### Direction
Pick out the lines below that contain the string "following" and copy them all.

+++

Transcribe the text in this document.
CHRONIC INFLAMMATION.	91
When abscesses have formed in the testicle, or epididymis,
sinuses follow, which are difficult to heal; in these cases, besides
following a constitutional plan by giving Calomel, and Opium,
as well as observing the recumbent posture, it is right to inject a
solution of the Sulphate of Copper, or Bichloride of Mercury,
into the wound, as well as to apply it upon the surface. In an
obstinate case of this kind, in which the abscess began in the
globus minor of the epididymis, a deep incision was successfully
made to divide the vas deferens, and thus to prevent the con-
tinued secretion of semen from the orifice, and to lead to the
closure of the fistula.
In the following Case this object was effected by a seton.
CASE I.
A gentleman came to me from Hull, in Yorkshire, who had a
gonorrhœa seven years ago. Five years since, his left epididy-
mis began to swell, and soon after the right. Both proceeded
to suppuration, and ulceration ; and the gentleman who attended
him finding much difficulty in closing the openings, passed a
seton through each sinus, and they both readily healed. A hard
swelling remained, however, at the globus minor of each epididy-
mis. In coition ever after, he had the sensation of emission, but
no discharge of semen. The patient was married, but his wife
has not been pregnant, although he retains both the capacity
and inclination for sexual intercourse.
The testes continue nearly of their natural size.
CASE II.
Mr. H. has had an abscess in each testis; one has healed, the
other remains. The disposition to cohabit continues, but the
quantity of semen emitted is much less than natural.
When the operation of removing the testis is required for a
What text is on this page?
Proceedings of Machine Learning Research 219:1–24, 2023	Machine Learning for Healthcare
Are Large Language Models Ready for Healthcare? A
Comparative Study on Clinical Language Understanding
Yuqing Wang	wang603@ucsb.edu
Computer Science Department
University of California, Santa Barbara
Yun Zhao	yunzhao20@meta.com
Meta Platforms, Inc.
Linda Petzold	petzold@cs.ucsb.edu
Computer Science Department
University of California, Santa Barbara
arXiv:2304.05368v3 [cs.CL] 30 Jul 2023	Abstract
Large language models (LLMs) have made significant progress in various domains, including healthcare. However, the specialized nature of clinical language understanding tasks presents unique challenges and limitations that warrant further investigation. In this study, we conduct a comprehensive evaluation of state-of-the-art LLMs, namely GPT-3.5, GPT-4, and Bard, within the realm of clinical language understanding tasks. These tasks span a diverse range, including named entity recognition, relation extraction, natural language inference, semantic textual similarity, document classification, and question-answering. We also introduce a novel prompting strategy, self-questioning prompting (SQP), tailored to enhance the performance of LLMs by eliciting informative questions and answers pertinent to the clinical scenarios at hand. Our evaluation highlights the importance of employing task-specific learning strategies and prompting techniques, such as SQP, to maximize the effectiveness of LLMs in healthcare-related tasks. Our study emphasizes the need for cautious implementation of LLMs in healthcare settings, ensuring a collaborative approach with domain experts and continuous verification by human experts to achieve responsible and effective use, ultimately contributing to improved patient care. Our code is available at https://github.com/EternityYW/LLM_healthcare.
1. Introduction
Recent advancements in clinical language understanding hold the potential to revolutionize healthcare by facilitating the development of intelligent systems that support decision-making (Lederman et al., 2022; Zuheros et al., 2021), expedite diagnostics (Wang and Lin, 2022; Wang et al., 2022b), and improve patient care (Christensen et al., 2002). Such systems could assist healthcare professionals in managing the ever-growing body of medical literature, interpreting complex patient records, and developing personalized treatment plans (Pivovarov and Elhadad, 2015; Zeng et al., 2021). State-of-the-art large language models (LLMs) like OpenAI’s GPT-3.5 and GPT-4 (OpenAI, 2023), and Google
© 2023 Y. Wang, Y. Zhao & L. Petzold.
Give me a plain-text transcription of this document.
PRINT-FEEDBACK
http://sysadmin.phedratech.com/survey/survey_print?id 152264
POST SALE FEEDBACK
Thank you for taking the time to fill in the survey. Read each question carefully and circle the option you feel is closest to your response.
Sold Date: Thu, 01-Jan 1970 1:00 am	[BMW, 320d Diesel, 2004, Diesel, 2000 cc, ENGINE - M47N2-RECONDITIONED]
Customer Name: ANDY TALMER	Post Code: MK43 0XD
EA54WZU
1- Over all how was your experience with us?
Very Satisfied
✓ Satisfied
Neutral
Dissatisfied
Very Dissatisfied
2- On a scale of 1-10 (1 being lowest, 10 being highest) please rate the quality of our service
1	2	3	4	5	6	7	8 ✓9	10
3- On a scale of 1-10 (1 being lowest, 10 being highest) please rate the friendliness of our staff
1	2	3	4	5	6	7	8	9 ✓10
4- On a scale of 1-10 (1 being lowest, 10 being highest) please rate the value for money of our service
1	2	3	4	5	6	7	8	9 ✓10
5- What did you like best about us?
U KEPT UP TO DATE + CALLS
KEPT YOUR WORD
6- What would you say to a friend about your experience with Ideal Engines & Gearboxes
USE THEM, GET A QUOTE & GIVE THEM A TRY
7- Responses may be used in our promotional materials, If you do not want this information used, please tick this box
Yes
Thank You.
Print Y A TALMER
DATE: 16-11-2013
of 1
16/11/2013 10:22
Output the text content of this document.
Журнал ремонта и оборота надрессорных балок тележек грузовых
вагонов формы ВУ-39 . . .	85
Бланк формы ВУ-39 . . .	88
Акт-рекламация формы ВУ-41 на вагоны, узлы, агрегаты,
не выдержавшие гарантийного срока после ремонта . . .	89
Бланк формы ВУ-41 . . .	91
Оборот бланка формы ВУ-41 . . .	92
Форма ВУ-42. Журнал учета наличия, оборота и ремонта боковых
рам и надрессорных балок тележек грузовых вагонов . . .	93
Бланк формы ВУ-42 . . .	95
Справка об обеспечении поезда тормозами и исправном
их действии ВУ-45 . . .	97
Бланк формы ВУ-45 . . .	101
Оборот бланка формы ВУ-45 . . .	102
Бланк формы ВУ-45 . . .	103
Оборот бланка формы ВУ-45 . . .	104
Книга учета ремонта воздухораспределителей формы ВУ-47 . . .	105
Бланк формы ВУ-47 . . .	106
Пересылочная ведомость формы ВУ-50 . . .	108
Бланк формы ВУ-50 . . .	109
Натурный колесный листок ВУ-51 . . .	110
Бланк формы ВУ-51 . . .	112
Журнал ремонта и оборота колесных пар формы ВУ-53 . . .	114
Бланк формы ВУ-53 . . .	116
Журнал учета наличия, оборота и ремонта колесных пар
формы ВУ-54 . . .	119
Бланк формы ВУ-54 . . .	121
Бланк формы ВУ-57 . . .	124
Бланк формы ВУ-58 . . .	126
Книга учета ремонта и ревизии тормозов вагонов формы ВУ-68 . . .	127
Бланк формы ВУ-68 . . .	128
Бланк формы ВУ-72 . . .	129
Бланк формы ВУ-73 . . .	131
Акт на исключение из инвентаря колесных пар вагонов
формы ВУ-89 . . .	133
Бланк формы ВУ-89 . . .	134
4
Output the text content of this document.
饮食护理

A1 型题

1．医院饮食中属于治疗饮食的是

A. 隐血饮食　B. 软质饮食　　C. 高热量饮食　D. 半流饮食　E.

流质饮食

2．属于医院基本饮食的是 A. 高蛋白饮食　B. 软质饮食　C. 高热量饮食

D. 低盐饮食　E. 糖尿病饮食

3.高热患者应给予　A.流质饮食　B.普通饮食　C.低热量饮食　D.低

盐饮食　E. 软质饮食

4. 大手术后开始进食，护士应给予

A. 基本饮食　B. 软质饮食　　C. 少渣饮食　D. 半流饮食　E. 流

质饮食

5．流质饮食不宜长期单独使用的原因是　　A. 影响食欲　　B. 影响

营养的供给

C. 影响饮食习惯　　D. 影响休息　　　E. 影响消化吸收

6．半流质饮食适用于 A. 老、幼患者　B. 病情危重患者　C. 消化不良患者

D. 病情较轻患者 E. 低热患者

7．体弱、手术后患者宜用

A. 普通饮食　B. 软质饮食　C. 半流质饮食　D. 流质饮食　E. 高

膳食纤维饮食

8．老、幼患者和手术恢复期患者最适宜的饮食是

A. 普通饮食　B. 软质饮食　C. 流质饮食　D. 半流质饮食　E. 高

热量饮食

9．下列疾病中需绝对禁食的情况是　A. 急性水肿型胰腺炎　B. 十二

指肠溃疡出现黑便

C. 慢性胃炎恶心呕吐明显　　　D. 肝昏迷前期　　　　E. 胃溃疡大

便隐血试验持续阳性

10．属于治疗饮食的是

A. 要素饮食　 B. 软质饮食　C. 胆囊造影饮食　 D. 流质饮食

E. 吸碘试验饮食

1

+++

### Answer for this exercise
following a constitutional plan by giving Calomel, and Opium,
In the following Case this object was effected by a seton.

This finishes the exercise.